- **DATASET RECORDS**:
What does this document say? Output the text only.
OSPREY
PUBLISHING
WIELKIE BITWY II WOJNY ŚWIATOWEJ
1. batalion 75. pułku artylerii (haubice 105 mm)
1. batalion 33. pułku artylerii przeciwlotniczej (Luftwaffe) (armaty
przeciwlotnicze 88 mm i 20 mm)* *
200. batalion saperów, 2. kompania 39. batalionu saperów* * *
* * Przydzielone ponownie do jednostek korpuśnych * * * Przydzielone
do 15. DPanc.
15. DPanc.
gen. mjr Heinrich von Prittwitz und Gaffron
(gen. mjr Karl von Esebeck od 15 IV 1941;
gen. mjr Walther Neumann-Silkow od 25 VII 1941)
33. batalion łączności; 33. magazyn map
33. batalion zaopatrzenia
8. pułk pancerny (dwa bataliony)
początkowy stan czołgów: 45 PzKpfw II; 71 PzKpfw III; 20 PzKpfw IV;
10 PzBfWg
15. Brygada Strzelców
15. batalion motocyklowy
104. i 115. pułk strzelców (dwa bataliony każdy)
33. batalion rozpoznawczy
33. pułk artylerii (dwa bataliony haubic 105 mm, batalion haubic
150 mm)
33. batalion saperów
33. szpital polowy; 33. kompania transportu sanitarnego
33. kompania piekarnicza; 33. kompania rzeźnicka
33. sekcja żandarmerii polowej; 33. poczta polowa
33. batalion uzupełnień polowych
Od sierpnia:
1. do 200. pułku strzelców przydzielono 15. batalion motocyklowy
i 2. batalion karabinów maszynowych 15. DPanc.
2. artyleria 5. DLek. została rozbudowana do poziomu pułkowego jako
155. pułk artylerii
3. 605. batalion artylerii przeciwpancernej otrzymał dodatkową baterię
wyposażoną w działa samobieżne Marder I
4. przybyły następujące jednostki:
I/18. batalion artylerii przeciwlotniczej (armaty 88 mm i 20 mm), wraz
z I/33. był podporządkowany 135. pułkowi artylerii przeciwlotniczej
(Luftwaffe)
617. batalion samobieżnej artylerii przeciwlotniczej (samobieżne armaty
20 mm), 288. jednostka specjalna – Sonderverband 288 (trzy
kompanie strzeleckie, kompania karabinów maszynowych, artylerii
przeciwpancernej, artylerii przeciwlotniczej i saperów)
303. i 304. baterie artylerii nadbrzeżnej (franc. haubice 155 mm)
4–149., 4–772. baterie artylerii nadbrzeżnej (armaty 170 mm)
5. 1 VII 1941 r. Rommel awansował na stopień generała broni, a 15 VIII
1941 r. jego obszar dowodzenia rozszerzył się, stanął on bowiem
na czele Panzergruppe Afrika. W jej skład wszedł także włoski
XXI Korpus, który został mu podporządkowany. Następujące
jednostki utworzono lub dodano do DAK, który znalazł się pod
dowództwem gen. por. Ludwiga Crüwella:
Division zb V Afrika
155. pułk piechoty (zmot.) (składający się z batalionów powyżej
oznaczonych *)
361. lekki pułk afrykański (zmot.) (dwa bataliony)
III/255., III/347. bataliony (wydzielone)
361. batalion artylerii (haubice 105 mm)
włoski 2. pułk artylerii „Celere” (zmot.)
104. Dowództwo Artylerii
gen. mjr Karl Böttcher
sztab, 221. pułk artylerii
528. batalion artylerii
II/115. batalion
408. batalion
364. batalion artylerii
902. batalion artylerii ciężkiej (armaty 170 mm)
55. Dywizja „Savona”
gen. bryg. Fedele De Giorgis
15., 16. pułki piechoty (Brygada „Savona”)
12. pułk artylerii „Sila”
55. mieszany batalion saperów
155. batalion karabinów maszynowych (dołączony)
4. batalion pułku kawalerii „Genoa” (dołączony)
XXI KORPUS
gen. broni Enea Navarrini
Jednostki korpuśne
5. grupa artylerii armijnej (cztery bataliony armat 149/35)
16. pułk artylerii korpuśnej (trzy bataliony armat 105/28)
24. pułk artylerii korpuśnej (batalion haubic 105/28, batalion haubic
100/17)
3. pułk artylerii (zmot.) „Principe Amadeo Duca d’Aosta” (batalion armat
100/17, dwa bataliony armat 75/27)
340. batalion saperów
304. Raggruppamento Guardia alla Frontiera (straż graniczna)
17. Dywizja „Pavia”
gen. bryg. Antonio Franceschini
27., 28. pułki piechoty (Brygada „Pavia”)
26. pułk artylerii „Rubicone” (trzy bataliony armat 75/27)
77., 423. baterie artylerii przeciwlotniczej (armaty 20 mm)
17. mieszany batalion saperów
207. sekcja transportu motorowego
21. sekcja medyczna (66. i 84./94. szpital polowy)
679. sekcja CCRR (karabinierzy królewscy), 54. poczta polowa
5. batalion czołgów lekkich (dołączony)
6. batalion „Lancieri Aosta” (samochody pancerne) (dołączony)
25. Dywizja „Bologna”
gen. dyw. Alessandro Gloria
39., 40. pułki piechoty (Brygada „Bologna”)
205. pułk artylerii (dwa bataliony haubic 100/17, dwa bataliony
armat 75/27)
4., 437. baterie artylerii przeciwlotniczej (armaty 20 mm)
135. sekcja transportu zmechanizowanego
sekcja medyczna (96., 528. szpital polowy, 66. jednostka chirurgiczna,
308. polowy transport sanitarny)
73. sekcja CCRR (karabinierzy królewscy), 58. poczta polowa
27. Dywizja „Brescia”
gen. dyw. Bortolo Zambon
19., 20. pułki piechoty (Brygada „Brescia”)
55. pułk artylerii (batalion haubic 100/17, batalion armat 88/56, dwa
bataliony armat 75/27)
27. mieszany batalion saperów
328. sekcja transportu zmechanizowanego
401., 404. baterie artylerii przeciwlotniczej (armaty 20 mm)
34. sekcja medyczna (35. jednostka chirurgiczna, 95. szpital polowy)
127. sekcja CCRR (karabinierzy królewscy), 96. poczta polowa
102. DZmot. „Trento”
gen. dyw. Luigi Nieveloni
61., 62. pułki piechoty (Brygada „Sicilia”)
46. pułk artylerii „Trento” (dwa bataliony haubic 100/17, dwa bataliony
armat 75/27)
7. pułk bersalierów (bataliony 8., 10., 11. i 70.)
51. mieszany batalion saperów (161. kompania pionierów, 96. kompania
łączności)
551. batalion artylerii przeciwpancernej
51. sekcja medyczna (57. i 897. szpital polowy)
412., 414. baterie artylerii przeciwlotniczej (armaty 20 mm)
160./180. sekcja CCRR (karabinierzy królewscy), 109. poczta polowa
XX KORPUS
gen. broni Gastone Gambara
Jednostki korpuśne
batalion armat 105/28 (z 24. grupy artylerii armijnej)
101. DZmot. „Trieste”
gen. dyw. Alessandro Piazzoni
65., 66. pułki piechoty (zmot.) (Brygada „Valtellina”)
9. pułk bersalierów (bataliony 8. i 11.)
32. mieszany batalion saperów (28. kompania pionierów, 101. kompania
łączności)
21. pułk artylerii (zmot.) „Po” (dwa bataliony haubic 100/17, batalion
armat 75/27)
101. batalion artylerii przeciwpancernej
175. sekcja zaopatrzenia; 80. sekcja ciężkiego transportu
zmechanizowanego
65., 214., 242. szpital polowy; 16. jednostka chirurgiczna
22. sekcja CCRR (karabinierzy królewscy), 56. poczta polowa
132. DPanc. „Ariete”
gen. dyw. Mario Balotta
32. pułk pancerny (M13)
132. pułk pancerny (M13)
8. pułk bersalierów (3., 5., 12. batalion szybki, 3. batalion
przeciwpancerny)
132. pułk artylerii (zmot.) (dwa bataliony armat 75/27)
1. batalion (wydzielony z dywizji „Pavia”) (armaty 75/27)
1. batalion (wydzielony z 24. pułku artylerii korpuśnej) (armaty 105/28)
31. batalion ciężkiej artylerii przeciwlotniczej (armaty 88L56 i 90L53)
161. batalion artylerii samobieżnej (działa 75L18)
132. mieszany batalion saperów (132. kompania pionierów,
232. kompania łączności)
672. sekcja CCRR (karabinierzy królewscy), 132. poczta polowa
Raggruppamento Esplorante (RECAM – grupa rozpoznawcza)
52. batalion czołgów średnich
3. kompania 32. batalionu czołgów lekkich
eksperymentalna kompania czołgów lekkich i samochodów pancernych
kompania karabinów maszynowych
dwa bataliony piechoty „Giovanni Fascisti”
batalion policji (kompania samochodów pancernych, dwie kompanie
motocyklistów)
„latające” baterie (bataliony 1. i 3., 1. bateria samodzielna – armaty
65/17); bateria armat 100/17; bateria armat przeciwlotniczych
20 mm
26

- **WHAT IS ASKED**: Pull every line containing the word "zaopatrzenia" out of the material and copy it.

- **TASK RESPONSE**:
33. batalion zaopatrzenia
175. sekcja zaopatrzenia; 80. sekcja ciężkiego transportu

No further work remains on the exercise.